Goal:
Where a line contains the word "name", copy that line in full.

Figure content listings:
^^^^^^^^
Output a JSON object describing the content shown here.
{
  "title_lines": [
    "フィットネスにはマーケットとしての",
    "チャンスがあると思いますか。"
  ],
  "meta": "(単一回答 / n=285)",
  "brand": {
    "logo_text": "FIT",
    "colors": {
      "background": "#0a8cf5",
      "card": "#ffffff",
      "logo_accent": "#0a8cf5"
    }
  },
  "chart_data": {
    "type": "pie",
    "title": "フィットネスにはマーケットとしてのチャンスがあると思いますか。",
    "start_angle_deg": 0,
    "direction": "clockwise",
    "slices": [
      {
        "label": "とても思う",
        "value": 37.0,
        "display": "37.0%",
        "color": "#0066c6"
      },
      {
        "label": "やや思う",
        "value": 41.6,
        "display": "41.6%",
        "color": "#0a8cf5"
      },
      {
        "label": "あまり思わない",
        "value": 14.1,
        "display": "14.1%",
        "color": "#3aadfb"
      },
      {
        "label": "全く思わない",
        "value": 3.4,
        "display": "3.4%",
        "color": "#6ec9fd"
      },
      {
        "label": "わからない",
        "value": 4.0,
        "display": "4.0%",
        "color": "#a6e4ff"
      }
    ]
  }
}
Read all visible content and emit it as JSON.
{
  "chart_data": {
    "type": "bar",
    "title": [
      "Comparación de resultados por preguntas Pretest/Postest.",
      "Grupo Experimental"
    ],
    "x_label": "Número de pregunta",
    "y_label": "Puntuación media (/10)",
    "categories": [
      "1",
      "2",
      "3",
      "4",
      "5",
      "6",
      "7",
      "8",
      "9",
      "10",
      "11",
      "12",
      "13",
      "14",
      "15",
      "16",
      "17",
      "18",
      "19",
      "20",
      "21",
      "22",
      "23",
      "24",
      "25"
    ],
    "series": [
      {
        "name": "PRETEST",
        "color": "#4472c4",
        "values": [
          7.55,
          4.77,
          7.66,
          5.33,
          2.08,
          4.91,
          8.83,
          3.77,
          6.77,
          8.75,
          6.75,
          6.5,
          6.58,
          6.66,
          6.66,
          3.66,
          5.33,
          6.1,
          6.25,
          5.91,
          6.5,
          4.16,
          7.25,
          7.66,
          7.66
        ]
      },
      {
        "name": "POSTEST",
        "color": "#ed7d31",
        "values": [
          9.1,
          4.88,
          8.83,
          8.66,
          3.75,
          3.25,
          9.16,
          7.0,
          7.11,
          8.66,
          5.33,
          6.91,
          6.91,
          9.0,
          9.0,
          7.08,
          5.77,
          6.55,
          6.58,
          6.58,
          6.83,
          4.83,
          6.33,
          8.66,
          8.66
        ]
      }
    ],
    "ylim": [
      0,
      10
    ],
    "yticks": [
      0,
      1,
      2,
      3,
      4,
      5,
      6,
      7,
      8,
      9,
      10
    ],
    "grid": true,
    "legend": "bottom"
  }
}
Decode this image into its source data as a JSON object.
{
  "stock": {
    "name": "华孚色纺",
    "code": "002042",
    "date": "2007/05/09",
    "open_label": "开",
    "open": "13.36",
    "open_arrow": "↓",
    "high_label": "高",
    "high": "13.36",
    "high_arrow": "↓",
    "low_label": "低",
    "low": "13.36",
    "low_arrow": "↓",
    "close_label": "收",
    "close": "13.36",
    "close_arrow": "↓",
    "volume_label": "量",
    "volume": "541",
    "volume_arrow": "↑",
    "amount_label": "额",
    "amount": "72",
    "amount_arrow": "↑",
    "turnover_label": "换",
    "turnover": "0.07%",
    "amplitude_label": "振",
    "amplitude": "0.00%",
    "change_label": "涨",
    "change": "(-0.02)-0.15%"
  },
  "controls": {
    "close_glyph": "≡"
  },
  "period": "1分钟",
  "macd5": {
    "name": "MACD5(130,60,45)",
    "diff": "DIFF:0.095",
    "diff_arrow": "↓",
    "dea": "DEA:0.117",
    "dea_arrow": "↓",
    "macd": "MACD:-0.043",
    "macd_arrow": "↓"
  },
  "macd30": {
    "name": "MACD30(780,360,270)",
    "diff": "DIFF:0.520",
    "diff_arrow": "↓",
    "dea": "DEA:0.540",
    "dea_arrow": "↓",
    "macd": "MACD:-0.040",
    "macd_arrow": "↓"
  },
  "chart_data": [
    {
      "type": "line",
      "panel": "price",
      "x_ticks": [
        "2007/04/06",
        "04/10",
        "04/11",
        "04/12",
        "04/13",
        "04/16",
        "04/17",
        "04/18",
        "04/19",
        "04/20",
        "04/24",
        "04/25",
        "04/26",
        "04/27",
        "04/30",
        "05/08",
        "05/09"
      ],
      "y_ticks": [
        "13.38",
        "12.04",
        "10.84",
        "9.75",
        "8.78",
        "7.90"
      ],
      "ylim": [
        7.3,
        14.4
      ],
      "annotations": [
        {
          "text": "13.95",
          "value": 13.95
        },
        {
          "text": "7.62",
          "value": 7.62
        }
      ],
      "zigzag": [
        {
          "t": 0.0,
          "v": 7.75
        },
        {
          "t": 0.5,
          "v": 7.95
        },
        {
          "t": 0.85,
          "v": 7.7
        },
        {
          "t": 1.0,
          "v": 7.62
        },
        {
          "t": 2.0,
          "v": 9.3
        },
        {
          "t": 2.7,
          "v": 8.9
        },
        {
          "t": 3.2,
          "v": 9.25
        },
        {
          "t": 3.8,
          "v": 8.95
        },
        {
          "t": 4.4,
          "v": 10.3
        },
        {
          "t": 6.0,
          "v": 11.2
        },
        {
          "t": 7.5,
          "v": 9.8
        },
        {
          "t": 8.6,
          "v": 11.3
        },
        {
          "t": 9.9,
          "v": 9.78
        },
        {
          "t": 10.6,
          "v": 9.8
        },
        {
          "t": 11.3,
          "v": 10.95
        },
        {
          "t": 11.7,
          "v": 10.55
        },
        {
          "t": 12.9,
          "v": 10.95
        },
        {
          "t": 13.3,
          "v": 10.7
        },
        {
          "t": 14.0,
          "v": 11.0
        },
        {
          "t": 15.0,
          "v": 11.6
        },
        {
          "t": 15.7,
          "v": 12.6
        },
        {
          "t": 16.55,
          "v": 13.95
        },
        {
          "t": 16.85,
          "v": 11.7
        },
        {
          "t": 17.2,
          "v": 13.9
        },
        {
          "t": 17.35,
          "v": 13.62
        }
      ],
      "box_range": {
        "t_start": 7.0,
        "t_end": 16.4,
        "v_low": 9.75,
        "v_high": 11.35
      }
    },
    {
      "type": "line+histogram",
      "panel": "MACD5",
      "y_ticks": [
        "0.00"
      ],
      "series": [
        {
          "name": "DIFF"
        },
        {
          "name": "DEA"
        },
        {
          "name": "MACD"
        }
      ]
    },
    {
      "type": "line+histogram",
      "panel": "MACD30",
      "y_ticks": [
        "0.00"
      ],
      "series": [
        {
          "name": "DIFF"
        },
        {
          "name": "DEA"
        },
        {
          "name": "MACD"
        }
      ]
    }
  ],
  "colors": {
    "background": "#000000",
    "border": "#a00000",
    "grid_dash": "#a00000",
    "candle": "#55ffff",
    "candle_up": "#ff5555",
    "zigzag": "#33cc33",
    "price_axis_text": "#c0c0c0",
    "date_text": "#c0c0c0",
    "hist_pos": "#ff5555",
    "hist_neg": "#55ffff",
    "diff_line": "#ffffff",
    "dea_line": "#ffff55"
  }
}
^^^^^^^^
Completed exercise:
        "name": "PRETEST",
        "name": "POSTEST",
    "name": "华孚色纺",
    "name": "MACD5(130,60,45)",
    "name": "MACD30(780,360,270)",
          "name": "DIFF"
          "name": "DEA"
          "name": "MACD"
          "name": "DIFF"
          "name": "DEA"
          "name": "MACD"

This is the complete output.